-- START --

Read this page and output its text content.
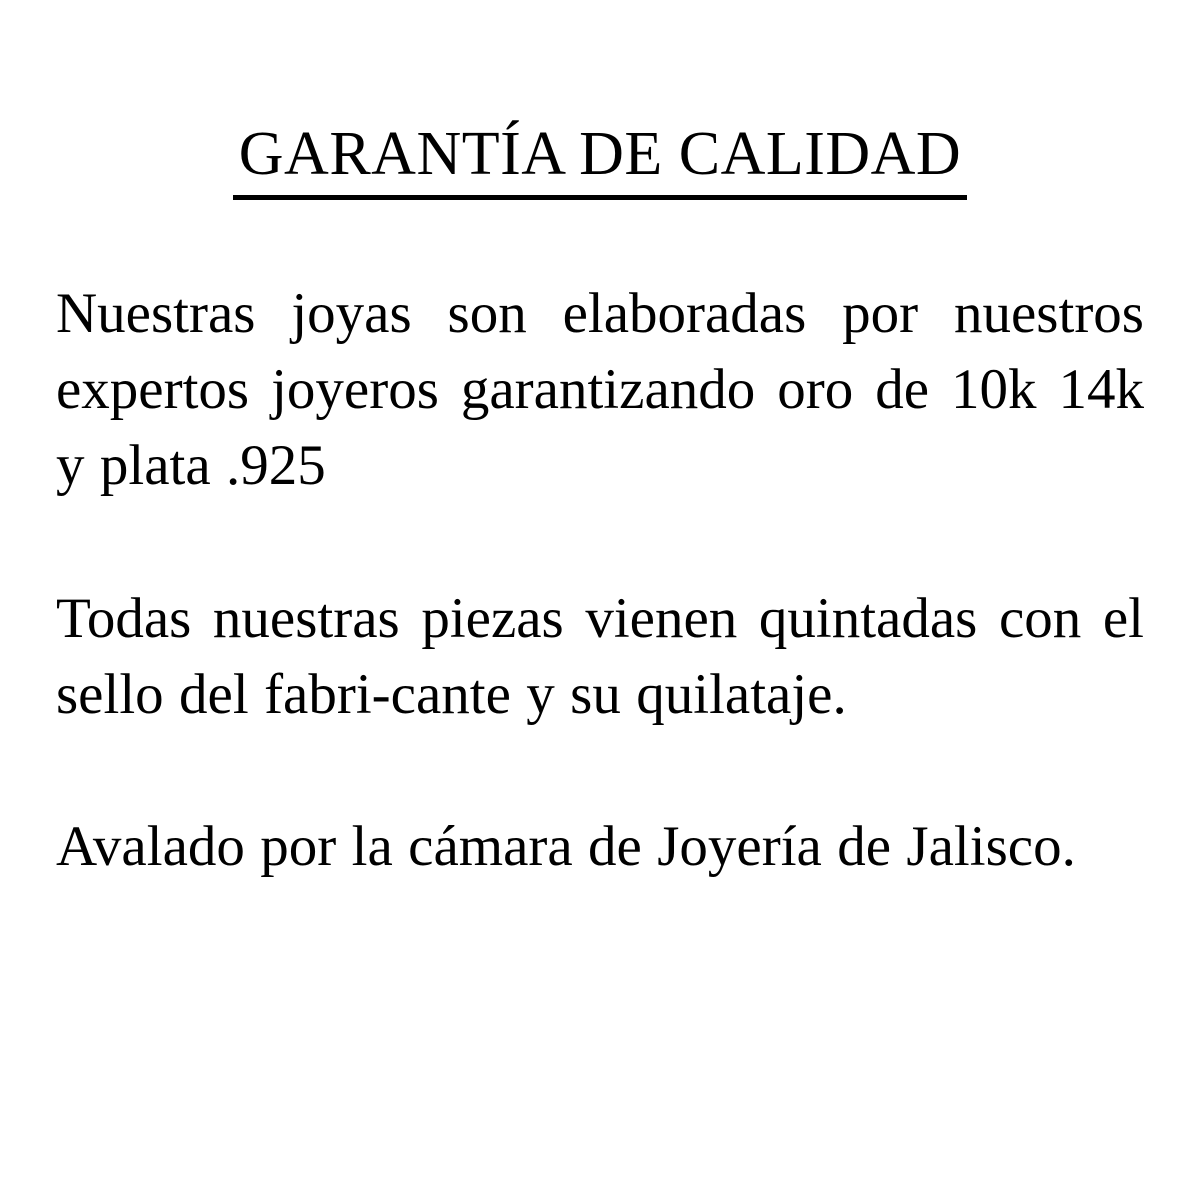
GARANTÍA DE CALIDAD

Nuestras joyas son elaboradas por nuestros expertos joyeros garantizando oro de 10k 14k y plata .925

Todas nuestras piezas vienen quintadas con el sello del fabri-cante y su quilataje.

Avalado por la cámara de Joyería de Jalisco.
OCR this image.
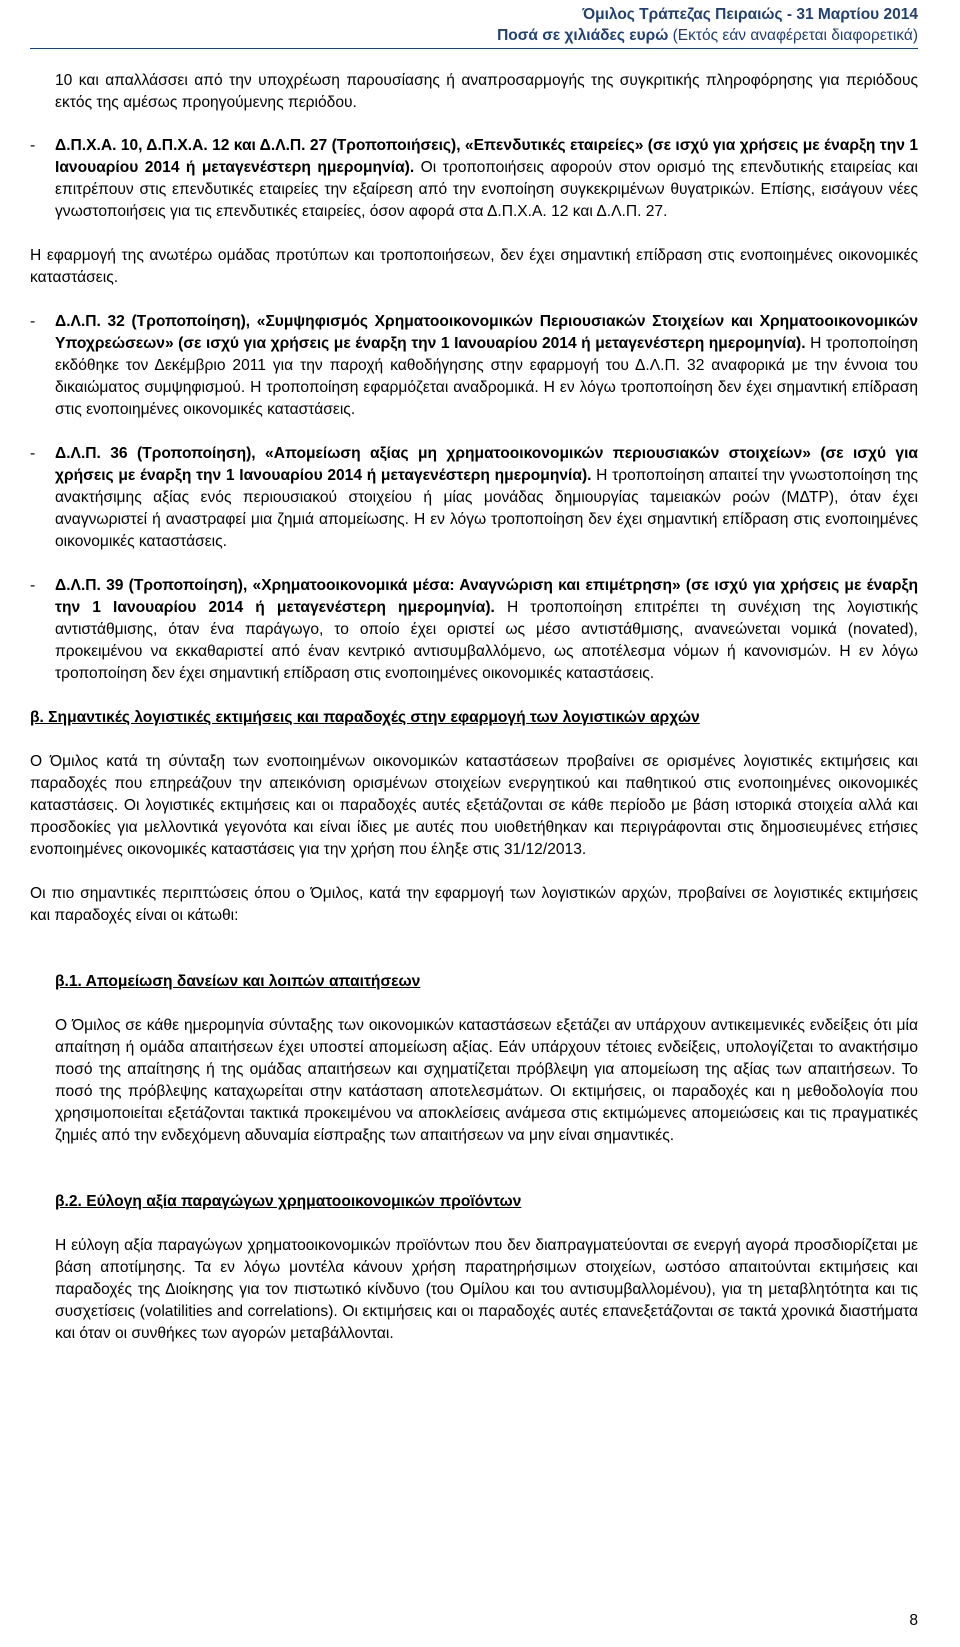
Όμιλος Τράπεζας Πειραιώς - 31 Μαρτίου 2014
Ποσά σε χιλιάδες ευρώ (Εκτός εάν αναφέρεται διαφορετικά)

10 και απαλλάσσει από την υποχρέωση παρουσίασης ή αναπροσαρμογής της συγκριτικής πληροφόρησης για περιόδους εκτός της αμέσως προηγούμενης περιόδου.

-	Δ.Π.Χ.Α. 10, Δ.Π.Χ.Α. 12 και Δ.Λ.Π. 27 (Τροποποιήσεις), «Επενδυτικές εταιρείες» (σε ισχύ για χρήσεις με έναρξη την 1 Ιανουαρίου 2014 ή μεταγενέστερη ημερομηνία). Οι τροποποιήσεις αφορούν στον ορισμό της επενδυτικής εταιρείας και επιτρέπουν στις επενδυτικές εταιρείες την εξαίρεση από την ενοποίηση συγκεκριμένων θυγατρικών. Επίσης, εισάγουν νέες γνωστοποιήσεις για τις επενδυτικές εταιρείες, όσον αφορά στα Δ.Π.Χ.Α. 12 και Δ.Λ.Π. 27.

Η εφαρμογή της ανωτέρω ομάδας προτύπων και τροποποιήσεων, δεν έχει σημαντική επίδραση στις ενοποιημένες οικονομικές καταστάσεις.

-	Δ.Λ.Π. 32 (Τροποποίηση), «Συμψηφισμός Χρηματοοικονομικών Περιουσιακών Στοιχείων και Χρηματοοικονομικών Υποχρεώσεων» (σε ισχύ για χρήσεις με έναρξη την 1 Ιανουαρίου 2014 ή μεταγενέστερη ημερομηνία). Η τροποποίηση εκδόθηκε τον Δεκέμβριο 2011 για την παροχή καθοδήγησης στην εφαρμογή του Δ.Λ.Π. 32 αναφορικά με την έννοια του δικαιώματος συμψηφισμού. Η τροποποίηση εφαρμόζεται αναδρομικά. Η εν λόγω τροποποίηση δεν έχει σημαντική επίδραση στις ενοποιημένες οικονομικές καταστάσεις.

-	Δ.Λ.Π. 36 (Τροποποίηση), «Απομείωση αξίας μη χρηματοοικονομικών περιουσιακών στοιχείων» (σε ισχύ για χρήσεις με έναρξη την 1 Ιανουαρίου 2014 ή μεταγενέστερη ημερομηνία). Η τροποποίηση απαιτεί την γνωστοποίηση της ανακτήσιμης αξίας ενός περιουσιακού στοιχείου ή μίας μονάδας δημιουργίας ταμειακών ροών (ΜΔΤΡ), όταν έχει αναγνωριστεί ή αναστραφεί μια ζημιά απομείωσης. Η εν λόγω τροποποίηση δεν έχει σημαντική επίδραση στις ενοποιημένες οικονομικές καταστάσεις.

-	Δ.Λ.Π. 39 (Τροποποίηση), «Χρηματοοικονομικά μέσα: Αναγνώριση και επιμέτρηση» (σε ισχύ για χρήσεις με έναρξη την 1 Ιανουαρίου 2014 ή μεταγενέστερη ημερομηνία). Η τροποποίηση επιτρέπει τη συνέχιση της λογιστικής αντιστάθμισης, όταν ένα παράγωγο, το οποίο έχει οριστεί ως μέσο αντιστάθμισης, ανανεώνεται νομικά (novated), προκειμένου να εκκαθαριστεί από έναν κεντρικό αντισυμβαλλόμενο, ως αποτέλεσμα νόμων ή κανονισμών. Η εν λόγω τροποποίηση δεν έχει σημαντική επίδραση στις ενοποιημένες οικονομικές καταστάσεις.

β. Σημαντικές λογιστικές εκτιμήσεις και παραδοχές στην εφαρμογή των λογιστικών αρχών

Ο Όμιλος κατά τη σύνταξη των ενοποιημένων οικονομικών καταστάσεων προβαίνει σε ορισμένες λογιστικές εκτιμήσεις και παραδοχές που επηρεάζουν την απεικόνιση ορισμένων στοιχείων ενεργητικού και παθητικού στις ενοποιημένες οικονομικές καταστάσεις. Οι λογιστικές εκτιμήσεις και οι παραδοχές αυτές εξετάζονται σε κάθε περίοδο με βάση ιστορικά στοιχεία αλλά και προσδοκίες για μελλοντικά γεγονότα και είναι ίδιες με αυτές που υιοθετήθηκαν και περιγράφονται στις δημοσιευμένες ετήσιες ενοποιημένες οικονομικές καταστάσεις για την χρήση που έληξε στις 31/12/2013.

Οι πιο σημαντικές περιπτώσεις όπου ο Όμιλος, κατά την εφαρμογή των λογιστικών αρχών, προβαίνει σε λογιστικές εκτιμήσεις και παραδοχές είναι οι κάτωθι:

β.1. Απομείωση δανείων και λοιπών απαιτήσεων

Ο Όμιλος σε κάθε ημερομηνία σύνταξης των οικονομικών καταστάσεων εξετάζει αν υπάρχουν αντικειμενικές ενδείξεις ότι μία απαίτηση ή ομάδα απαιτήσεων έχει υποστεί απομείωση αξίας. Εάν υπάρχουν τέτοιες ενδείξεις, υπολογίζεται το ανακτήσιμο ποσό της απαίτησης ή της ομάδας απαιτήσεων και σχηματίζεται πρόβλεψη για απομείωση της αξίας των απαιτήσεων. Το ποσό της πρόβλεψης καταχωρείται στην κατάσταση αποτελεσμάτων. Οι εκτιμήσεις, οι παραδοχές και η μεθοδολογία που χρησιμοποιείται εξετάζονται τακτικά προκειμένου να αποκλείσεις ανάμεσα στις εκτιμώμενες απομειώσεις και τις πραγματικές ζημιές από την ενδεχόμενη αδυναμία είσπραξης των απαιτήσεων να μην είναι σημαντικές.

β.2. Εύλογη αξία παραγώγων χρηματοοικονομικών προϊόντων

Η εύλογη αξία παραγώγων χρηματοοικονομικών προϊόντων που δεν διαπραγματεύονται σε ενεργή αγορά προσδιορίζεται με βάση αποτίμησης. Τα εν λόγω μοντέλα κάνουν χρήση παρατηρήσιμων στοιχείων, ωστόσο απαιτούνται εκτιμήσεις και παραδοχές της Διοίκησης για τον πιστωτικό κίνδυνο (του Ομίλου και του αντισυμβαλλομένου), για τη μεταβλητότητα και τις συσχετίσεις (volatilities and correlations). Οι εκτιμήσεις και οι παραδοχές αυτές επανεξετάζονται σε τακτά χρονικά διαστήματα και όταν οι συνθήκες των αγορών μεταβάλλονται.

8
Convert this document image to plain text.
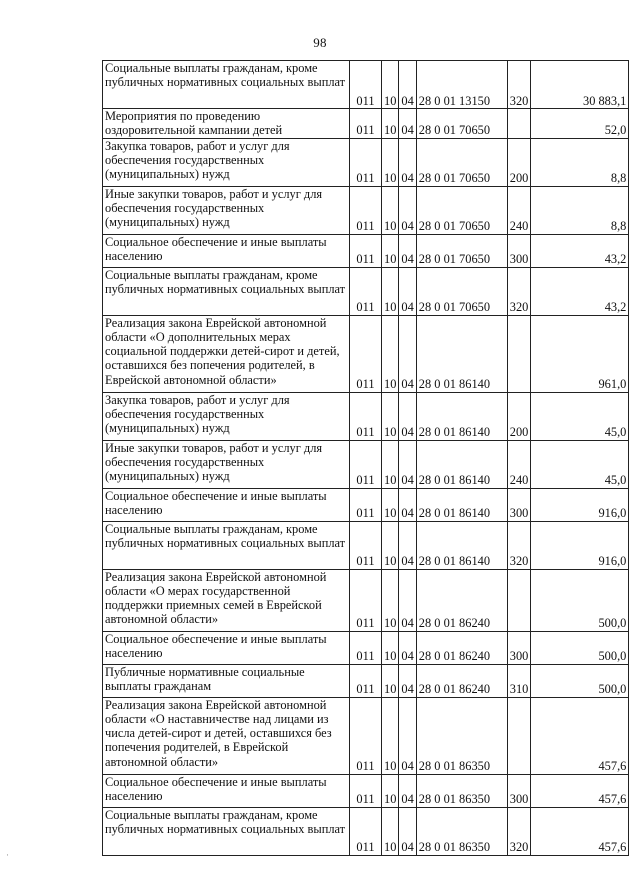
98
Социальные выплаты гражданам, кроме публичных нормативных социальных выплат	011	10	04	28 0 01 13150	320	30 883,1
Мероприятия по проведению оздоровительной кампании детей	011	10	04	28 0 01 70650		52,0
Закупка товаров, работ и услуг для обеспечения государственных (муниципальных) нужд	011	10	04	28 0 01 70650	200	8,8
Иные закупки товаров, работ и услуг для обеспечения государственных (муниципальных) нужд	011	10	04	28 0 01 70650	240	8,8
Социальное обеспечение и иные выплаты населению	011	10	04	28 0 01 70650	300	43,2
Социальные выплаты гражданам, кроме публичных нормативных социальных выплат	011	10	04	28 0 01 70650	320	43,2
Реализация закона Еврейской автономной области «О дополнительных мерах социальной поддержки детей-сирот и детей, оставшихся без попечения родителей, в Еврейской автономной области»	011	10	04	28 0 01 86140		961,0
Закупка товаров, работ и услуг для обеспечения государственных (муниципальных) нужд	011	10	04	28 0 01 86140	200	45,0
Иные закупки товаров, работ и услуг для обеспечения государственных (муниципальных) нужд	011	10	04	28 0 01 86140	240	45,0
Социальное обеспечение и иные выплаты населению	011	10	04	28 0 01 86140	300	916,0
Социальные выплаты гражданам, кроме публичных нормативных социальных выплат	011	10	04	28 0 01 86140	320	916,0
Реализация закона Еврейской автономной области «О мерах государственной поддержки приемных семей в Еврейской автономной области»	011	10	04	28 0 01 86240		500,0
Социальное обеспечение и иные выплаты населению	011	10	04	28 0 01 86240	300	500,0
Публичные нормативные социальные выплаты гражданам	011	10	04	28 0 01 86240	310	500,0
Реализация закона Еврейской автономной области «О наставничестве над лицами из числа детей-сирот и детей, оставшихся без попечения родителей, в Еврейской автономной области»	011	10	04	28 0 01 86350		457,6
Социальное обеспечение и иные выплаты населению	011	10	04	28 0 01 86350	300	457,6
Социальные выплаты гражданам, кроме публичных нормативных социальных выплат	011	10	04	28 0 01 86350	320	457,6
·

-- END --

◆ **Task to carry out**
Find the lines above that include the string "προϊόντων" and copy them.

◆ **Reply**
β.2. Εύλογη αξία παραγώγων χρηματοοικονομικών προϊόντων
Η εύλογη αξία παραγώγων χρηματοοικονομικών προϊόντων που δεν διαπραγματεύονται σε ενεργή αγορά προσδιορίζεται με βάση αποτίμησης. Τα εν λόγω μοντέλα κάνουν χρήση παρατηρήσιμων στοιχείων, ωστόσο απαιτούνται εκτιμήσεις και παραδοχές της Διοίκησης για τον πιστωτικό κίνδυνο (του Ομίλου και του αντισυμβαλλομένου), για τη μεταβλητότητα και τις συσχετίσεις (volatilities and correlations). Οι εκτιμήσεις και οι παραδοχές αυτές επανεξετάζονται σε τακτά χρονικά διαστήματα και όταν οι συνθήκες των αγορών μεταβάλλονται.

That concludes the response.